▶ _Problem statement_
Repeat all of the material exactly as given.

▶ _Items_
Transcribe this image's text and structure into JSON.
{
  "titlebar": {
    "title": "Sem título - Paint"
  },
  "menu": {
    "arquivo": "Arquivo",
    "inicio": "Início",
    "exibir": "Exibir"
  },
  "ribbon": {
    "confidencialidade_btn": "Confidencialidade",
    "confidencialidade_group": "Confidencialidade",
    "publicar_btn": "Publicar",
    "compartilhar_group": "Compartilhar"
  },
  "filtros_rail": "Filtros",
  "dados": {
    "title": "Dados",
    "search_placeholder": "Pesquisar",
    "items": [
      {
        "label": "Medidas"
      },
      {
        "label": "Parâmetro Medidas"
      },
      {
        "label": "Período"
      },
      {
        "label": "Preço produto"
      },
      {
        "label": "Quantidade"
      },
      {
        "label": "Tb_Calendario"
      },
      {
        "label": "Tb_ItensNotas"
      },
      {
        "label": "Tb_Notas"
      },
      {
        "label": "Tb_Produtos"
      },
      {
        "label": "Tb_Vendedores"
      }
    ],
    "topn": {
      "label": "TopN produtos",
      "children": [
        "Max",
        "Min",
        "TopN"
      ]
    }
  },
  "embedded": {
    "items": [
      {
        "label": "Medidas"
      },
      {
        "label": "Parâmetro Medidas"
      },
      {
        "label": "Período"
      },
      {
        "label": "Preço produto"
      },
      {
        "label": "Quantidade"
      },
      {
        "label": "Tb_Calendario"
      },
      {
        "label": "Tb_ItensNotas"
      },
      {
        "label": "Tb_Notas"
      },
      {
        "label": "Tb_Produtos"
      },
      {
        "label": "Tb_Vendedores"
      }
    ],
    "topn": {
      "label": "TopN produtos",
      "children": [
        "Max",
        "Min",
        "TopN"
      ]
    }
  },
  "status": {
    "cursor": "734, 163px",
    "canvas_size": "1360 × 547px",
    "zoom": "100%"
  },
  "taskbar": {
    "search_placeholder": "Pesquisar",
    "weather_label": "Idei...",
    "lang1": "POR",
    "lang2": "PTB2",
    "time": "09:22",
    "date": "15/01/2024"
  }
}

▶ _Output for this task_
Transcribe this image's text and structure into JSON.
{
  "titlebar": {
    "title": "Sem título - Paint"
  },
  "menu": {
    "arquivo": "Arquivo",
    "inicio": "Início",
    "exibir": "Exibir"
  },
  "ribbon": {
    "confidencialidade_btn": "Confidencialidade",
    "confidencialidade_group": "Confidencialidade",
    "publicar_btn": "Publicar",
    "compartilhar_group": "Compartilhar"
  },
  "filtros_rail": "Filtros",
  "dados": {
    "title": "Dados",
    "search_placeholder": "Pesquisar",
    "items": [
      {
        "label": "Medidas"
      },
      {
        "label": "Parâmetro Medidas"
      },
      {
        "label": "Período"
      },
      {
        "label": "Preço produto"
      },
      {
        "label": "Quantidade"
      },
      {
        "label": "Tb_Calendario"
      },
      {
        "label": "Tb_ItensNotas"
      },
      {
        "label": "Tb_Notas"
      },
      {
        "label": "Tb_Produtos"
      },
      {
        "label": "Tb_Vendedores"
      }
    ],
    "topn": {
      "label": "TopN produtos",
      "children": [
        "Max",
        "Min",
        "TopN"
      ]
    }
  },
  "embedded": {
    "items": [
      {
        "label": "Medidas"
      },
      {
        "label": "Parâmetro Medidas"
      },
      {
        "label": "Período"
      },
      {
        "label": "Preço produto"
      },
      {
        "label": "Quantidade"
      },
      {
        "label": "Tb_Calendario"
      },
      {
        "label": "Tb_ItensNotas"
      },
      {
        "label": "Tb_Notas"
      },
      {
        "label": "Tb_Produtos"
      },
      {
        "label": "Tb_Vendedores"
      }
    ],
    "topn": {
      "label": "TopN produtos",
      "children": [
        "Max",
        "Min",
        "TopN"
      ]
    }
  },
  "status": {
    "cursor": "734, 163px",
    "canvas_size": "1360 × 547px",
    "zoom": "100%"
  },
  "taskbar": {
    "search_placeholder": "Pesquisar",
    "weather_label": "Idei...",
    "lang1": "POR",
    "lang2": "PTB2",
    "time": "09:22",
    "date": "15/01/2024"
  }
}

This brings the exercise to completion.